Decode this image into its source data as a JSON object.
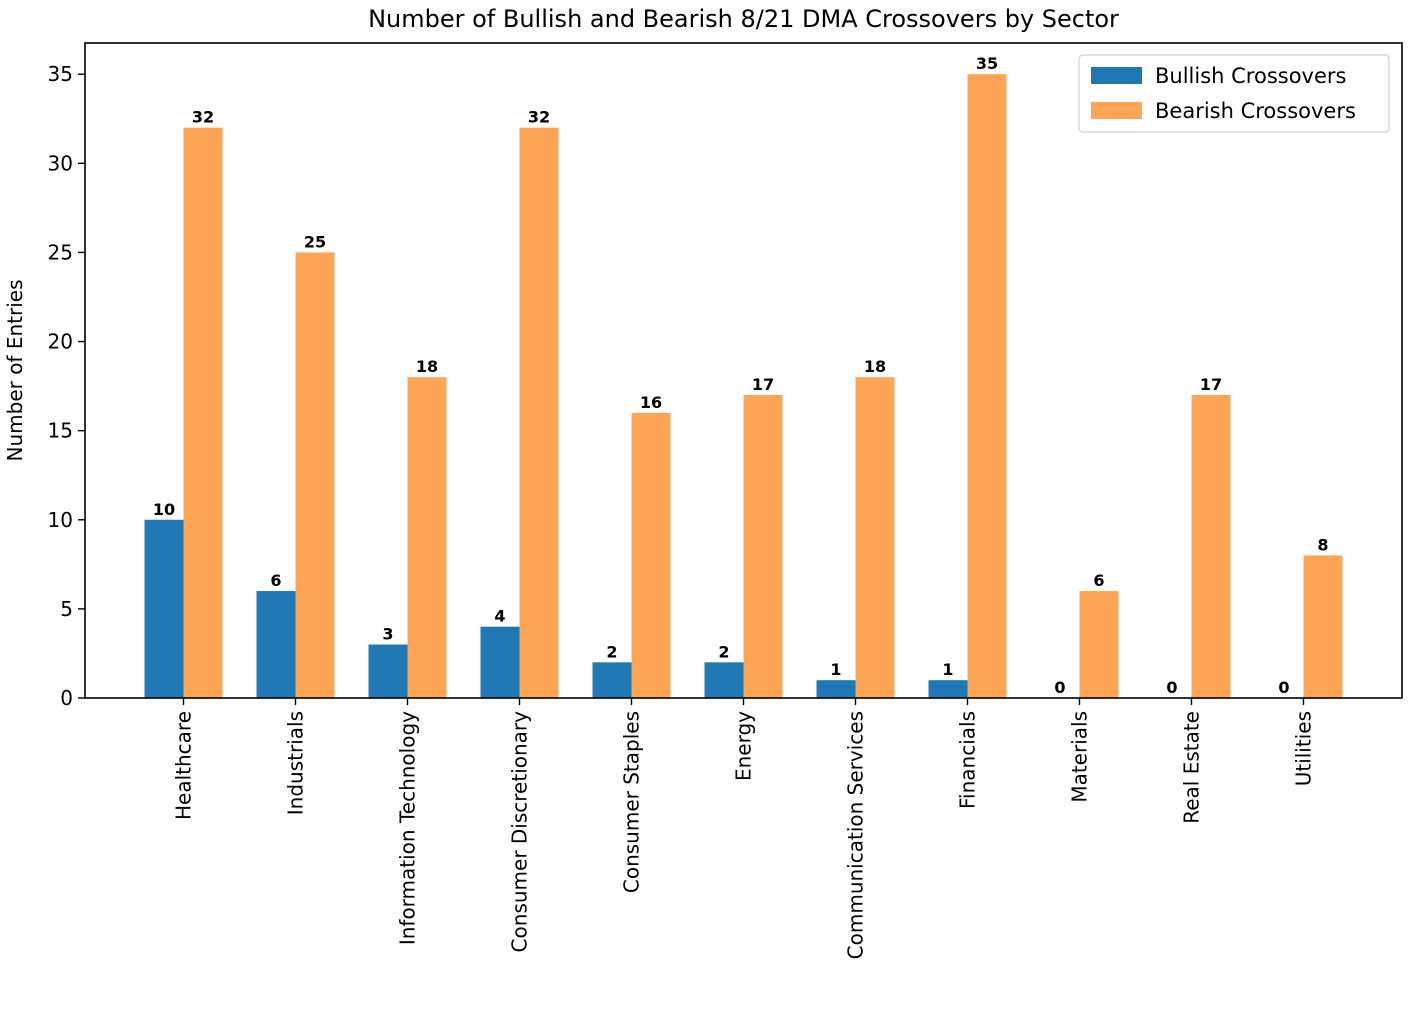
{
  "chart_data": {
    "type": "bar",
    "title": "Number of Bullish and Bearish 8/21 DMA Crossovers by Sector",
    "xlabel": "",
    "ylabel": "Number of Entries",
    "ylim": [
      0,
      36.75
    ],
    "yticks": [
      0,
      5,
      10,
      15,
      20,
      25,
      30,
      35
    ],
    "legend_position": "top-right",
    "grid": false,
    "categories": [
      "Healthcare",
      "Industrials",
      "Information Technology",
      "Consumer Discretionary",
      "Consumer Staples",
      "Energy",
      "Communication Services",
      "Financials",
      "Materials",
      "Real Estate",
      "Utilities"
    ],
    "series": [
      {
        "name": "Bullish Crossovers",
        "color": "#1f77b4",
        "values": [
          10,
          6,
          3,
          4,
          2,
          2,
          1,
          1,
          0,
          0,
          0
        ]
      },
      {
        "name": "Bearish Crossovers",
        "color": "#ffa555",
        "values": [
          32,
          25,
          18,
          32,
          16,
          17,
          18,
          35,
          6,
          17,
          8
        ]
      }
    ]
  }
}
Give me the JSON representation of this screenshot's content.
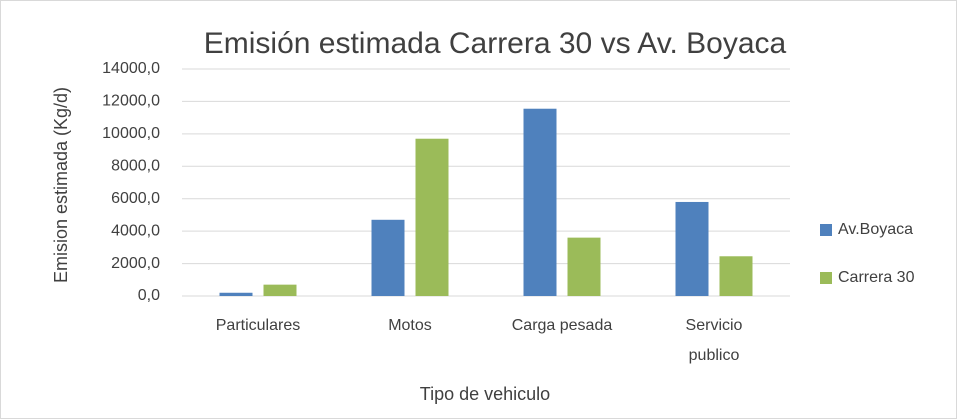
{
  "chart_data": {
    "type": "bar",
    "title": "Emisión estimada Carrera 30 vs Av. Boyaca",
    "x_label": "Tipo de vehiculo",
    "y_label": "Emision estimada (Kg/d)",
    "categories": [
      "Particulares",
      "Motos",
      "Carga pesada",
      "Servicio publico"
    ],
    "series": [
      {
        "name": "Av.Boyaca",
        "color": "#4f81bd",
        "values": [
          200,
          4700,
          11550,
          5800
        ]
      },
      {
        "name": "Carrera 30",
        "color": "#9bbb59",
        "values": [
          700,
          9700,
          3600,
          2450
        ]
      }
    ],
    "ylim": [
      0,
      14000
    ],
    "yticks": [
      {
        "value": 0,
        "label": "0,0"
      },
      {
        "value": 2000,
        "label": "2000,0"
      },
      {
        "value": 4000,
        "label": "4000,0"
      },
      {
        "value": 6000,
        "label": "6000,0"
      },
      {
        "value": 8000,
        "label": "8000,0"
      },
      {
        "value": 10000,
        "label": "10000,0"
      },
      {
        "value": 12000,
        "label": "12000,0"
      },
      {
        "value": 14000,
        "label": "14000,0"
      }
    ],
    "grid": true,
    "legend": "right"
  }
}
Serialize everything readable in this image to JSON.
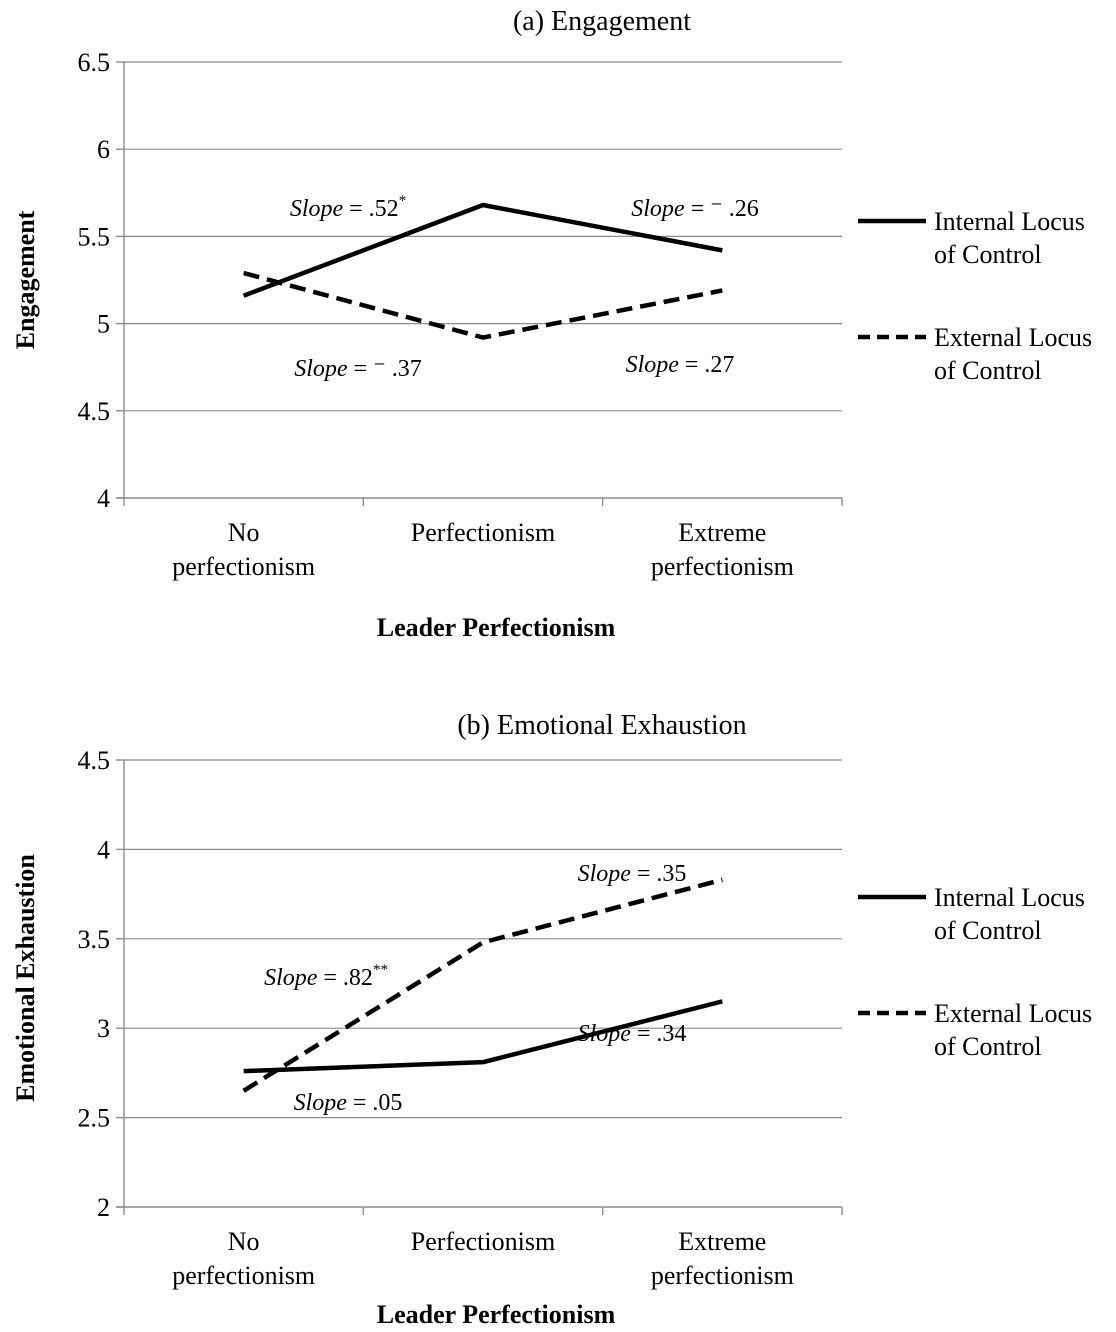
{
  "chart_data": [
    {
      "type": "line",
      "title": "(a) Engagement",
      "xlabel": "Leader Perfectionism",
      "ylabel": "Engagement",
      "categories": [
        "No perfectionism",
        "Perfectionism",
        "Extreme perfectionism"
      ],
      "ylim": [
        4,
        6.5
      ],
      "yticks": [
        "4",
        "4.5",
        "5",
        "5.5",
        "6",
        "6.5"
      ],
      "grid": true,
      "legend_position": "right",
      "series": [
        {
          "name": "Internal Locus of Control",
          "style": "solid",
          "values": [
            5.16,
            5.68,
            5.42
          ]
        },
        {
          "name": "External Locus of Control",
          "style": "dashed",
          "values": [
            5.29,
            4.92,
            5.19
          ]
        }
      ],
      "annotations": [
        {
          "label": "Slope",
          "rest": " = .52",
          "sup": "*"
        },
        {
          "label": "Slope",
          "rest": " = ⁻ .26",
          "sup": ""
        },
        {
          "label": "Slope",
          "rest": " = ⁻ .37",
          "sup": ""
        },
        {
          "label": "Slope",
          "rest": " = .27",
          "sup": ""
        }
      ]
    },
    {
      "type": "line",
      "title": "(b) Emotional Exhaustion",
      "xlabel": "Leader Perfectionism",
      "ylabel": "Emotional Exhaustion",
      "categories": [
        "No perfectionism",
        "Perfectionism",
        "Extreme perfectionism"
      ],
      "ylim": [
        2,
        4.5
      ],
      "yticks": [
        "2",
        "2.5",
        "3",
        "3.5",
        "4",
        "4.5"
      ],
      "grid": true,
      "legend_position": "right",
      "series": [
        {
          "name": "Internal Locus of Control",
          "style": "solid",
          "values": [
            2.76,
            2.81,
            3.15
          ]
        },
        {
          "name": "External Locus of Control",
          "style": "dashed",
          "values": [
            2.65,
            3.48,
            3.83
          ]
        }
      ],
      "annotations": [
        {
          "label": "Slope",
          "rest": " = .35",
          "sup": ""
        },
        {
          "label": "Slope",
          "rest": " = .82",
          "sup": "**"
        },
        {
          "label": "Slope",
          "rest": " = .34",
          "sup": ""
        },
        {
          "label": "Slope",
          "rest": " = .05",
          "sup": ""
        }
      ]
    }
  ]
}
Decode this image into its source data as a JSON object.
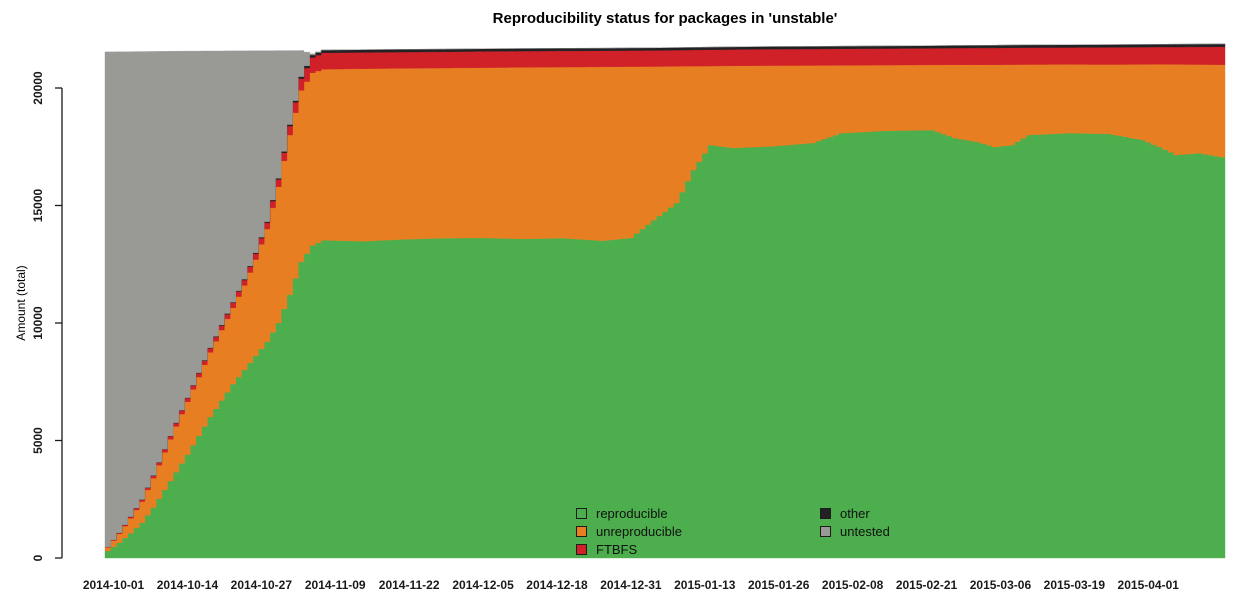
{
  "title": "Reproducibility status for packages in 'unstable'",
  "y_axis_label": "Amount (total)",
  "colors": {
    "reproducible": "#4cae4c",
    "unreproducible": "#e87e22",
    "ftbfs": "#d02028",
    "other": "#222226",
    "untested": "#999995",
    "axis": "#1a1a1a",
    "background": "#ffffff"
  },
  "legend": {
    "items": [
      {
        "key": "reproducible",
        "label": "reproducible"
      },
      {
        "key": "unreproducible",
        "label": "unreproducible"
      },
      {
        "key": "ftbfs",
        "label": "FTBFS"
      },
      {
        "key": "other",
        "label": "other"
      },
      {
        "key": "untested",
        "label": "untested"
      }
    ]
  },
  "chart_data": {
    "type": "area",
    "stacked": true,
    "title": "Reproducibility status for packages in 'unstable'",
    "xlabel": "",
    "ylabel": "Amount (total)",
    "grid": false,
    "legend_position": "inside-bottom-center",
    "x_start_date": "2014-09-30",
    "x_end_date": "2015-04-14",
    "ylim": [
      0,
      21900
    ],
    "yticks": [
      0,
      5000,
      10000,
      15000,
      20000
    ],
    "xticks": [
      "2014-10-01",
      "2014-10-14",
      "2014-10-27",
      "2014-11-09",
      "2014-11-22",
      "2014-12-05",
      "2014-12-18",
      "2014-12-31",
      "2015-01-13",
      "2015-01-26",
      "2015-02-08",
      "2015-02-21",
      "2015-03-06",
      "2015-03-19",
      "2015-04-01"
    ],
    "series_keys": [
      "reproducible",
      "unreproducible",
      "ftbfs",
      "other",
      "untested"
    ],
    "point_format": [
      "date",
      "reproducible",
      "unreproducible",
      "ftbfs",
      "other",
      "untested"
    ],
    "points": [
      [
        "2014-09-30",
        300,
        160,
        15,
        5,
        21055
      ],
      [
        "2014-10-02",
        650,
        380,
        40,
        5,
        20465
      ],
      [
        "2014-10-04",
        1050,
        640,
        60,
        10,
        19785
      ],
      [
        "2014-10-06",
        1500,
        900,
        80,
        10,
        19060
      ],
      [
        "2014-10-08",
        2150,
        1250,
        100,
        15,
        18040
      ],
      [
        "2014-10-10",
        2900,
        1600,
        120,
        15,
        16925
      ],
      [
        "2014-10-12",
        3650,
        1950,
        140,
        20,
        15805
      ],
      [
        "2014-10-14",
        4400,
        2250,
        155,
        20,
        14745
      ],
      [
        "2014-10-16",
        5200,
        2500,
        165,
        25,
        13680
      ],
      [
        "2014-10-18",
        6000,
        2750,
        175,
        25,
        12625
      ],
      [
        "2014-10-20",
        6700,
        3000,
        190,
        30,
        11655
      ],
      [
        "2014-10-22",
        7400,
        3250,
        210,
        30,
        10690
      ],
      [
        "2014-10-24",
        8000,
        3600,
        230,
        35,
        9715
      ],
      [
        "2014-10-26",
        8600,
        4100,
        250,
        40,
        8595
      ],
      [
        "2014-10-28",
        9200,
        4800,
        270,
        45,
        7270
      ],
      [
        "2014-10-30",
        10000,
        5800,
        310,
        50,
        5430
      ],
      [
        "2014-11-01",
        11200,
        6800,
        380,
        65,
        3145
      ],
      [
        "2014-11-03",
        12600,
        7300,
        500,
        85,
        1110
      ],
      [
        "2014-11-05",
        13300,
        7350,
        650,
        105,
        50
      ],
      [
        "2014-11-07",
        13520,
        7280,
        700,
        115,
        0
      ],
      [
        "2014-11-14",
        13480,
        7340,
        695,
        115,
        0
      ],
      [
        "2014-11-21",
        13560,
        7280,
        690,
        115,
        0
      ],
      [
        "2014-11-28",
        13610,
        7240,
        690,
        115,
        0
      ],
      [
        "2014-12-05",
        13620,
        7245,
        695,
        110,
        0
      ],
      [
        "2014-12-12",
        13580,
        7300,
        690,
        110,
        0
      ],
      [
        "2014-12-19",
        13610,
        7280,
        690,
        110,
        0
      ],
      [
        "2014-12-26",
        13500,
        7400,
        685,
        110,
        0
      ],
      [
        "2014-12-31",
        13620,
        7290,
        685,
        110,
        0
      ],
      [
        "2015-01-04",
        14380,
        6535,
        685,
        110,
        0
      ],
      [
        "2015-01-08",
        15100,
        5825,
        685,
        110,
        0
      ],
      [
        "2015-01-11",
        16510,
        4420,
        690,
        110,
        0
      ],
      [
        "2015-01-14",
        17570,
        3365,
        695,
        110,
        0
      ],
      [
        "2015-01-18",
        17450,
        3495,
        695,
        110,
        0
      ],
      [
        "2015-01-25",
        17520,
        3435,
        700,
        110,
        0
      ],
      [
        "2015-02-01",
        17660,
        3300,
        700,
        110,
        0
      ],
      [
        "2015-02-06",
        18080,
        2885,
        705,
        110,
        0
      ],
      [
        "2015-02-14",
        18180,
        2795,
        705,
        110,
        0
      ],
      [
        "2015-02-22",
        18210,
        2775,
        705,
        110,
        0
      ],
      [
        "2015-02-26",
        17870,
        3120,
        710,
        110,
        0
      ],
      [
        "2015-03-02",
        17700,
        3290,
        715,
        110,
        0
      ],
      [
        "2015-03-05",
        17490,
        3500,
        715,
        115,
        0
      ],
      [
        "2015-03-08",
        17570,
        3425,
        720,
        115,
        0
      ],
      [
        "2015-03-11",
        18000,
        3000,
        720,
        115,
        0
      ],
      [
        "2015-03-18",
        18080,
        2925,
        720,
        115,
        0
      ],
      [
        "2015-03-25",
        18050,
        2950,
        730,
        115,
        0
      ],
      [
        "2015-03-31",
        17790,
        3215,
        735,
        115,
        0
      ],
      [
        "2015-04-03",
        17490,
        3520,
        735,
        115,
        0
      ],
      [
        "2015-04-06",
        17150,
        3855,
        740,
        120,
        0
      ],
      [
        "2015-04-10",
        17230,
        3770,
        750,
        120,
        0
      ],
      [
        "2015-04-14",
        17060,
        3930,
        765,
        120,
        0
      ]
    ]
  }
}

——

- [Work instructions]:
Using the listing above, pick out each line that contains the word "title", then copy it.

- [Response below]:
    "title": "Number of Bullish and Bearish 8/21 DMA Crossovers by Sector",
    "title": "Emisión estimada Carrera 30 vs Av. Boyaca",
      "title": "(a) Engagement",
      "title": "(b) Emotional Exhaustion",
  "title": "Reproducibility status for packages in 'unstable'",
    "title": "Reproducibility status for packages in 'unstable'",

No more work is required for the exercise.